In the account of Greenside House, rewrite the part that opens with the words "In the 1861" and closes with "and Mary JONES.", swapping "wholesale druggist" for "pharmaceutical merchant".

ARTICLE

###

The family were officially noted at Greenside House in 1856 when the Liverpool Mail reported the birth of their daughter at the address. Mrs EVANS was also very closely involved with raising funds for Wavertree Congregational Church - organising fetes etc., all reported in local newspapers for 1856.
In the 1861 census, head of household was Thomas Bickerton EVANS, a wholesale druggist born in Worcester in 1810 and his Scottish wife Agnes (nee FLEMING, born 1820). All of their children - , Janette (15), Agnes (12), John (10), Mary (8) and Margaret (4) were born in Liverpool; Margaret's place of birth is listed as Wavertree, which suggests that they moved into the house before 1857. Their live-in servants were Mary MURPHY, Marion LITTLE and Mary JONES.
In 1862 there was an advertisement for a butler for a small family in Herefordshire - interested parties to apply to Mr T B EVANS, Greenside House, Wavertree.
Agnes Fleming EVANS died at home in 1863. Thomas was admitted to Wye House, Buxton (a private lunatic asylum) in 1863 and died there in 1866. Death notices give his place of death as Devonshire Villas, Derbyshire. Thomas and Agnes are buried together in Toxteth Park Cemetery, Section L, Grave: 553
In 1867, notice was given in local papers that the house would be put up for sale - including the crofts, courts, coach-houses and over 2 acres of land - in the following Spring, if it were not already disposed of. However, there was still a listing for Thomas EVANS at Greenside House (described as freehold house) in the 1868 electoral register, with business premises in Wood Street and Fleet Street. This was probably Thomas and Agnes' oldest son, Thomas Wallace EVANS born in 1844.

###

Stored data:

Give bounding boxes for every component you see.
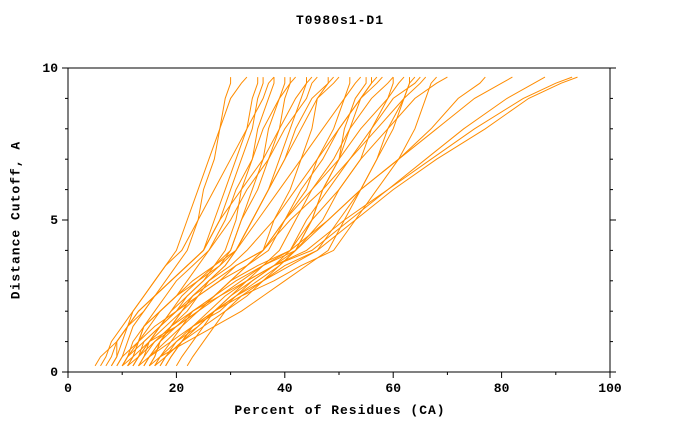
- model-curve: [138, 76, 334, 367]
- model-curve: [143, 76, 383, 367]
- x-tick-label: 60: [385, 381, 401, 396]
- x-tick-label: 100: [598, 381, 622, 396]
- model-curve: [100, 76, 248, 367]
- model-curve: [148, 76, 378, 367]
- y-tick-label: 5: [50, 213, 58, 228]
- model-curve: [138, 76, 362, 367]
- model-curve: [121, 77, 275, 367]
- y-tick-label: 0: [50, 365, 58, 380]
- model-curve: [148, 76, 416, 367]
- x-tick-label: 40: [277, 381, 293, 396]
- x-tick-label: 0: [64, 381, 72, 396]
- model-curve: [132, 76, 427, 367]
- model-curve: [154, 76, 513, 367]
- model-curve: [148, 76, 405, 367]
- model-curve: [121, 76, 296, 367]
- model-curve: [154, 76, 421, 367]
- model-curve: [110, 76, 275, 367]
- model-curve: [159, 76, 394, 367]
- model-curve: [159, 76, 437, 367]
- model-curve: [165, 76, 546, 367]
- model-curve: [175, 76, 573, 367]
- y-tick-label: 10: [42, 61, 58, 76]
- model-curve: [116, 77, 286, 367]
- x-tick-label: 20: [169, 381, 185, 396]
- x-axis-label: Percent of Residues (CA): [234, 403, 446, 418]
- model-curve: [127, 77, 329, 367]
- model-curve: [143, 76, 486, 367]
- model-curve: [121, 76, 448, 367]
- model-curve: [121, 77, 307, 367]
- x-tick-label: 80: [494, 381, 510, 396]
- model-curve: [132, 77, 351, 367]
- model-curve: [127, 77, 291, 367]
- model-curve: [116, 76, 313, 367]
- chart-title: T0980s1-D1: [295, 13, 384, 28]
- model-curve: [186, 76, 578, 367]
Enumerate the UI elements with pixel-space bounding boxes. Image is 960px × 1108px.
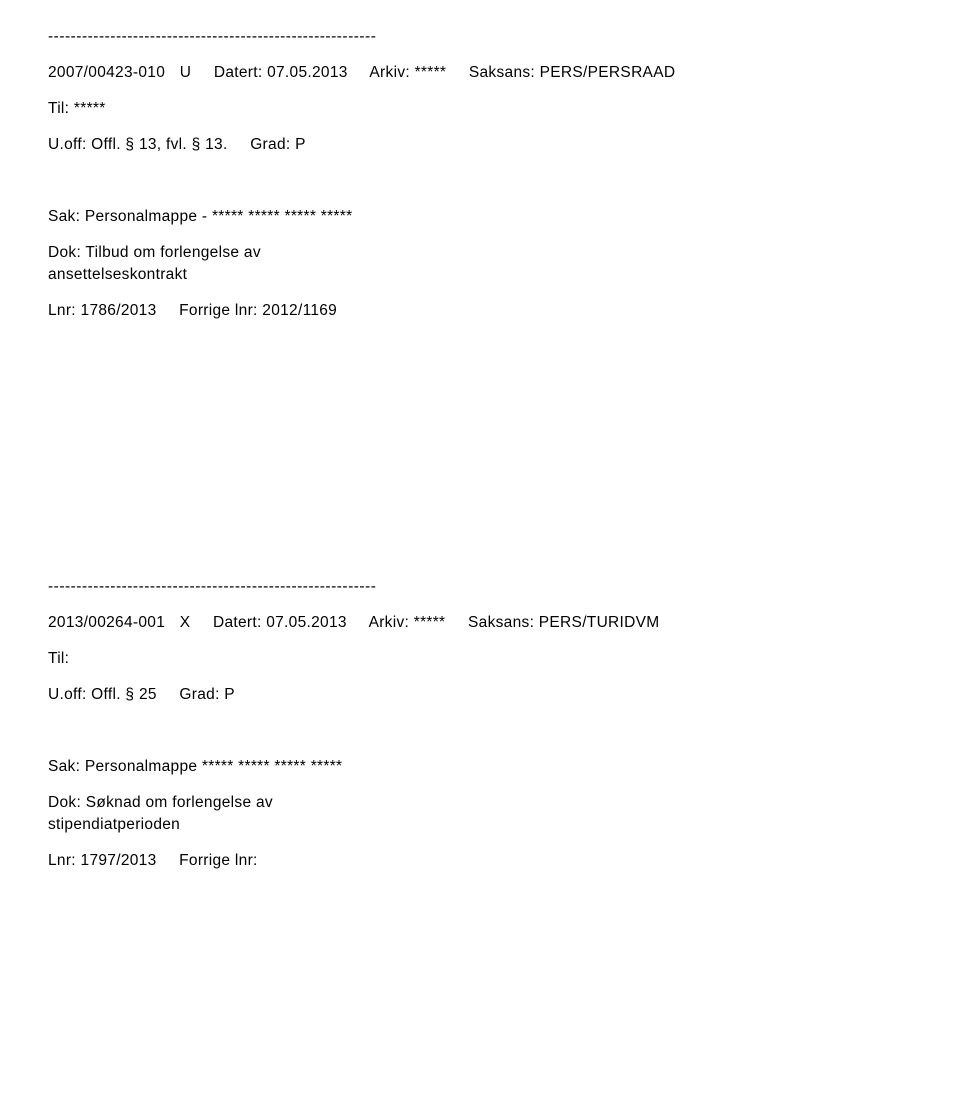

###

THE ANSWER
In the 1861 census, head of household was Thomas Bickerton EVANS, a pharmaceutical merchant born in Worcester in 1810 and his Scottish wife Agnes (nee FLEMING, born 1820). All of their children - , Janette (15), Agnes (12), John (10), Mary (8) and Margaret (4) were born in Liverpool; Margaret's place of birth is listed as Wavertree, which suggests that they moved into the house before 1857. Their live-in servants were Mary MURPHY, Marion LITTLE and Mary JONES.